Excerpt from a dataset:
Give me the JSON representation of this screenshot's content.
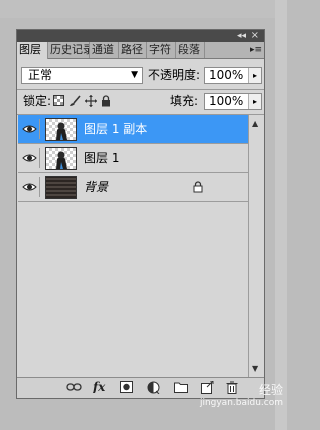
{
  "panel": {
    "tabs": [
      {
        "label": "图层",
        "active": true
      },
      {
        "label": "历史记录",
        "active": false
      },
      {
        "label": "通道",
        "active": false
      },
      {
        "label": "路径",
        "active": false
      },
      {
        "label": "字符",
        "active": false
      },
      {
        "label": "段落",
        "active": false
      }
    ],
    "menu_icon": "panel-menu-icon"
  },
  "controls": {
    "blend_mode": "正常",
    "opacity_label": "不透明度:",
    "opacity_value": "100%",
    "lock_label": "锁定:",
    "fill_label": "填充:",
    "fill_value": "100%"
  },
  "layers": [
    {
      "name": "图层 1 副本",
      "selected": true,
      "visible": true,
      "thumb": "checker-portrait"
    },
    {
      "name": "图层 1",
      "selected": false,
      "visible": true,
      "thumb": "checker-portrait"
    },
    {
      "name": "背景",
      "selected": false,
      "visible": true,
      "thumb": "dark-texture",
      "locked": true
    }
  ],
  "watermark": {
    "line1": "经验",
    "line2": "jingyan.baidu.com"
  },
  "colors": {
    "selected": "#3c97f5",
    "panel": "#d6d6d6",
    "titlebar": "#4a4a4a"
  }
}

### What is asked
Without including any pictures, reproduce the listing exactly.

### Complete answer
Give me the JSON representation of this screenshot's content.
{
  "panel": {
    "tabs": [
      {
        "label": "图层",
        "active": true
      },
      {
        "label": "历史记录",
        "active": false
      },
      {
        "label": "通道",
        "active": false
      },
      {
        "label": "路径",
        "active": false
      },
      {
        "label": "字符",
        "active": false
      },
      {
        "label": "段落",
        "active": false
      }
    ],
    "menu_icon": "panel-menu-icon"
  },
  "controls": {
    "blend_mode": "正常",
    "opacity_label": "不透明度:",
    "opacity_value": "100%",
    "lock_label": "锁定:",
    "fill_label": "填充:",
    "fill_value": "100%"
  },
  "layers": [
    {
      "name": "图层 1 副本",
      "selected": true,
      "visible": true,
      "thumb": "checker-portrait"
    },
    {
      "name": "图层 1",
      "selected": false,
      "visible": true,
      "thumb": "checker-portrait"
    },
    {
      "name": "背景",
      "selected": false,
      "visible": true,
      "thumb": "dark-texture",
      "locked": true
    }
  ],
  "watermark": {
    "line1": "经验",
    "line2": "jingyan.baidu.com"
  },
  "colors": {
    "selected": "#3c97f5",
    "panel": "#d6d6d6",
    "titlebar": "#4a4a4a"
  }
}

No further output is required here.